Your instructions: Show all lines of the listing that hold the word "init".

Records shown:
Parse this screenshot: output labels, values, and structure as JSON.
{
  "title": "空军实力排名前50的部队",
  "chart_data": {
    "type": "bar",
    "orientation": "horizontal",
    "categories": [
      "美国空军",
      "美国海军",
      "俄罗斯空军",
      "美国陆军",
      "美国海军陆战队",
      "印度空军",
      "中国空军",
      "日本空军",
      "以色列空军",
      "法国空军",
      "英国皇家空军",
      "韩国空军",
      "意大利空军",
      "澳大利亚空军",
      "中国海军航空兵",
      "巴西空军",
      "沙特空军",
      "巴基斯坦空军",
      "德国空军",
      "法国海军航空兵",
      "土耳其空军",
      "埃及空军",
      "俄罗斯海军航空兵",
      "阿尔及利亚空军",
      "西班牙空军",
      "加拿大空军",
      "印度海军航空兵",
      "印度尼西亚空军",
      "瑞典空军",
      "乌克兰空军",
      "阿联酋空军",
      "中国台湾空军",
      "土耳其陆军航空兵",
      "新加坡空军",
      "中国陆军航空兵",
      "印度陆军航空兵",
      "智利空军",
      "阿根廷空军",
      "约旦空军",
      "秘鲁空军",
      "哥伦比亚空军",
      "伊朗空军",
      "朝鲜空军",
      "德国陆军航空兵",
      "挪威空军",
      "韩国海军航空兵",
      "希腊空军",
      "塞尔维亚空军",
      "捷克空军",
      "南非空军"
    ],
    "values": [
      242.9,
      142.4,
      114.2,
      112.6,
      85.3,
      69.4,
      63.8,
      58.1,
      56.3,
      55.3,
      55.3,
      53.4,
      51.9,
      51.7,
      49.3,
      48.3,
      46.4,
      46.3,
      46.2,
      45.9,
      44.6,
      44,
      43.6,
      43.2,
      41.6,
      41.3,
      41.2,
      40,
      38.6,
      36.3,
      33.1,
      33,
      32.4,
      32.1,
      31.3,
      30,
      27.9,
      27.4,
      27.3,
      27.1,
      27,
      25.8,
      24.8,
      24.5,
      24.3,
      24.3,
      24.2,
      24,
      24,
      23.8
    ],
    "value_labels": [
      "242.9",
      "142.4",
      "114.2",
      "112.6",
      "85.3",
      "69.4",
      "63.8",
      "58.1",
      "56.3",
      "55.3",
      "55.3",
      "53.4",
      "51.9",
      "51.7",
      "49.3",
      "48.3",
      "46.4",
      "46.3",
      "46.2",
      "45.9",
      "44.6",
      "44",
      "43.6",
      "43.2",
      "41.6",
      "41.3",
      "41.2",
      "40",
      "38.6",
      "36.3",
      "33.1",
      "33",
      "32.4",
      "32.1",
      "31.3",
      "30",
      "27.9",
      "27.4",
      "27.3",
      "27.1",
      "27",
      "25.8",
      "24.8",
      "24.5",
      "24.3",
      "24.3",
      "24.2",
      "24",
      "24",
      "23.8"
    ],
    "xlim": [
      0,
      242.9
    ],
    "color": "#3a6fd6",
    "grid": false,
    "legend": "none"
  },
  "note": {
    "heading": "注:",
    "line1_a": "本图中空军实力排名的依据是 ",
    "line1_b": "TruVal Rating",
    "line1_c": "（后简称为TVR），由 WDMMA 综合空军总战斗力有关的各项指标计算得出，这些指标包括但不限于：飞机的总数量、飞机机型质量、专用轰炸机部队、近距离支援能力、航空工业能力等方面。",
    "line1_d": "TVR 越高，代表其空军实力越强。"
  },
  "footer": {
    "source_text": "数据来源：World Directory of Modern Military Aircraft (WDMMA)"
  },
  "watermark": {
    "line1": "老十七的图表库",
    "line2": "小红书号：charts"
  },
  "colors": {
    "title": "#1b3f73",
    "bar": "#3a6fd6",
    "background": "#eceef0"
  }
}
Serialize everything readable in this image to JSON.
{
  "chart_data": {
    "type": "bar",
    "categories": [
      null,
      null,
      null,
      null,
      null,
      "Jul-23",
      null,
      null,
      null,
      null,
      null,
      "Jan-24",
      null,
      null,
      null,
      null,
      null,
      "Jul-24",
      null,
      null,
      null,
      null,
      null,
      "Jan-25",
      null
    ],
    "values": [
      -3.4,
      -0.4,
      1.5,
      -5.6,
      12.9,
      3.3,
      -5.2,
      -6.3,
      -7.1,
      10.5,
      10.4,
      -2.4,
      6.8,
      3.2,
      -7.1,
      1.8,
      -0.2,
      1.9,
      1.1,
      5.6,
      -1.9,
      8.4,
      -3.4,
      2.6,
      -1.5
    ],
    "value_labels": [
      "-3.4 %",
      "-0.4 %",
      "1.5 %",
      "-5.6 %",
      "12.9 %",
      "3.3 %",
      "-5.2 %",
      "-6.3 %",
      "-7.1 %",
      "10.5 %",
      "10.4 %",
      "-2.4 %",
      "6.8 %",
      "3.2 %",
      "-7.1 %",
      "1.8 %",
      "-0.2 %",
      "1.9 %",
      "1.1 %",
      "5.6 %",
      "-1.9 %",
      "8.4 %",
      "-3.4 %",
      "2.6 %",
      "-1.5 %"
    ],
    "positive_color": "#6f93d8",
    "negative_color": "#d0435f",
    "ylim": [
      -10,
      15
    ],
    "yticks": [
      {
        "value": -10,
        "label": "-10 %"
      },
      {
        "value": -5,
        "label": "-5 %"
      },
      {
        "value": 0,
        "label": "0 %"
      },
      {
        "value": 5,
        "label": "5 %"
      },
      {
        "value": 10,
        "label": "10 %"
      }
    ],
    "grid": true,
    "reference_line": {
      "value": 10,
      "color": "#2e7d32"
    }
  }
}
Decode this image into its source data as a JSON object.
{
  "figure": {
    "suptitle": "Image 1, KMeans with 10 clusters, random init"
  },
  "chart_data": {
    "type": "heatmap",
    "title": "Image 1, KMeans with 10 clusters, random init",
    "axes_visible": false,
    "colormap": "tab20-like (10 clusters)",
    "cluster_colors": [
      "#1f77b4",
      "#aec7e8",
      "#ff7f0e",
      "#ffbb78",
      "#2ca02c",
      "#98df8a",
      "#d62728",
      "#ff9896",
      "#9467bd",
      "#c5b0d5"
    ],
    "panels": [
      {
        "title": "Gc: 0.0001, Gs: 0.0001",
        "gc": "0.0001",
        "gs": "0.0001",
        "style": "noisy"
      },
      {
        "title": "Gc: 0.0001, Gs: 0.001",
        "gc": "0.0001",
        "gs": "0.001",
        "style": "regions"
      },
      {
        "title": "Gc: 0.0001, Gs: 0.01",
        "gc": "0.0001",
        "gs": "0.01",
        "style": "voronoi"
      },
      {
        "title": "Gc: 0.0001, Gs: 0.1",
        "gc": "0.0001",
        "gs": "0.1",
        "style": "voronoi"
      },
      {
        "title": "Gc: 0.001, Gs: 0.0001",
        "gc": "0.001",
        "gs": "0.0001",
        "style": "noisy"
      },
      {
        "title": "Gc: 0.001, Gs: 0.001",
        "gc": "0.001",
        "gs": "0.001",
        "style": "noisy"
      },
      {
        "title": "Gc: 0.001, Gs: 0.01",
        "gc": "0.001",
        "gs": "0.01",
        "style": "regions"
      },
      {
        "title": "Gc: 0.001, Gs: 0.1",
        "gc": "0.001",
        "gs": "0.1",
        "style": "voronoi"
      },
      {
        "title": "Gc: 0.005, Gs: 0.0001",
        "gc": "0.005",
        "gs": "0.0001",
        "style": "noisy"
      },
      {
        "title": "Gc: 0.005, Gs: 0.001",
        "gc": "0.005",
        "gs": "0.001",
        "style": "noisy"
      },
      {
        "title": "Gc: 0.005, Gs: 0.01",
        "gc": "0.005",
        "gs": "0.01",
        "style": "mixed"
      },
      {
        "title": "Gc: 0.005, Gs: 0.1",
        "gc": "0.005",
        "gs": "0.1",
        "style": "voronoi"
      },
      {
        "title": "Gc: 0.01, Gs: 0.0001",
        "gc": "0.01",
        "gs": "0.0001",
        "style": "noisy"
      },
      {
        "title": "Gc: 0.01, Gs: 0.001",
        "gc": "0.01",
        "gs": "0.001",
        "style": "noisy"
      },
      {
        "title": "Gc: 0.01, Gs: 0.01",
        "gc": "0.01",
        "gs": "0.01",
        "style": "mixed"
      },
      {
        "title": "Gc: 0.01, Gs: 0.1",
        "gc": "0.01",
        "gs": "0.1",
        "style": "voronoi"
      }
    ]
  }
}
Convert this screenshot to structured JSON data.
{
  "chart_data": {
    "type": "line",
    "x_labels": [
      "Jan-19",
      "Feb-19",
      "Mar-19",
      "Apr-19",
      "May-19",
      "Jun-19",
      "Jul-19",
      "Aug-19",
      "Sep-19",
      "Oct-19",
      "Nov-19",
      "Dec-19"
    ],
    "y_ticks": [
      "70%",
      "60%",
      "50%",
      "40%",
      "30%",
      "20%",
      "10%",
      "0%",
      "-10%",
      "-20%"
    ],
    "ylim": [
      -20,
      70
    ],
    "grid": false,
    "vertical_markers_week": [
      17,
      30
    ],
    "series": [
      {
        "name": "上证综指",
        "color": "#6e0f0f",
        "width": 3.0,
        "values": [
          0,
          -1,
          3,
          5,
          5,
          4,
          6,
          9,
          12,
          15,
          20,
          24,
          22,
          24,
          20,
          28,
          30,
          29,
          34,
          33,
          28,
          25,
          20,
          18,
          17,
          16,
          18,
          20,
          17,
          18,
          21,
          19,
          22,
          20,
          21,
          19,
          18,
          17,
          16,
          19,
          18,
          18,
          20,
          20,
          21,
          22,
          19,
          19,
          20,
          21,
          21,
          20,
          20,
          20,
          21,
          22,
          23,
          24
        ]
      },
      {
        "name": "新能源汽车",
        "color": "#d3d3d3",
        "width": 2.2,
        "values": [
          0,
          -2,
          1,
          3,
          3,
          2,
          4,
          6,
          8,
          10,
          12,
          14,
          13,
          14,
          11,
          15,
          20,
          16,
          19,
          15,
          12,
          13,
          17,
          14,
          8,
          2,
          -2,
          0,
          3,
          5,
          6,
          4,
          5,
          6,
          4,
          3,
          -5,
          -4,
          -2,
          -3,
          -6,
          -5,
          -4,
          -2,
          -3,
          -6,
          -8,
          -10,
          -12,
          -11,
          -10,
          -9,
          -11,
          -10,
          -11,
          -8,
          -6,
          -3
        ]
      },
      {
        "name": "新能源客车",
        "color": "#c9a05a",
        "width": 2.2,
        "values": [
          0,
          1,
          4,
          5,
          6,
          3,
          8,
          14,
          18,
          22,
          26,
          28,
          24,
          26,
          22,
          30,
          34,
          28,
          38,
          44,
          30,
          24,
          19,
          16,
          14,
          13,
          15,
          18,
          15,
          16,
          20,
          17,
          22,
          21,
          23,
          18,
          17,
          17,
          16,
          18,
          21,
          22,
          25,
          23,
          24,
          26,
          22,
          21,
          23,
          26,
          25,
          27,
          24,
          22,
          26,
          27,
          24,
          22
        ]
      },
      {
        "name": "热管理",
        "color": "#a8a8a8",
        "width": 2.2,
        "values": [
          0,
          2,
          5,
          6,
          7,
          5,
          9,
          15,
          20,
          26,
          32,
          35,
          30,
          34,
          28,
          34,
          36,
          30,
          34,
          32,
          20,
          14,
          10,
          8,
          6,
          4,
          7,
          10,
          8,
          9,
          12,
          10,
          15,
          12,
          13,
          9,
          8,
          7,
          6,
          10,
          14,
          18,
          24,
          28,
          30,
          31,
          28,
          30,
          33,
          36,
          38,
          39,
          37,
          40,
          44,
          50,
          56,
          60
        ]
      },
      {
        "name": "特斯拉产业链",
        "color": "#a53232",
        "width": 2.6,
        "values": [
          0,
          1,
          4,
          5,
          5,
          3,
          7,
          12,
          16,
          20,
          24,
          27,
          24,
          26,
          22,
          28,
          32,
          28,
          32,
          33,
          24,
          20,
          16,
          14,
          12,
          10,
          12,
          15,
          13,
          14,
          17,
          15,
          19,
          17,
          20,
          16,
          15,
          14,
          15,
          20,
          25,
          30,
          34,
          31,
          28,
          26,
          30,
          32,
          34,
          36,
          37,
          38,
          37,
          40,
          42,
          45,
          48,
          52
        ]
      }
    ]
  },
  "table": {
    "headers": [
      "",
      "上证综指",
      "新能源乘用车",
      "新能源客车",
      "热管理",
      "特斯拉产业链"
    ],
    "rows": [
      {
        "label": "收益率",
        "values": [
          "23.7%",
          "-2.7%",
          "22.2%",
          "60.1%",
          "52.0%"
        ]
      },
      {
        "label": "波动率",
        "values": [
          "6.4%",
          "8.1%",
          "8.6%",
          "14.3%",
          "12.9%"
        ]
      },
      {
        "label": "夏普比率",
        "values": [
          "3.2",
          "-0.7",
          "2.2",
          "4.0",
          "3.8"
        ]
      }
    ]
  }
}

Finished task:
    "suptitle": "Image 1, KMeans with 10 clusters, random init"
    "title": "Image 1, KMeans with 10 clusters, random init",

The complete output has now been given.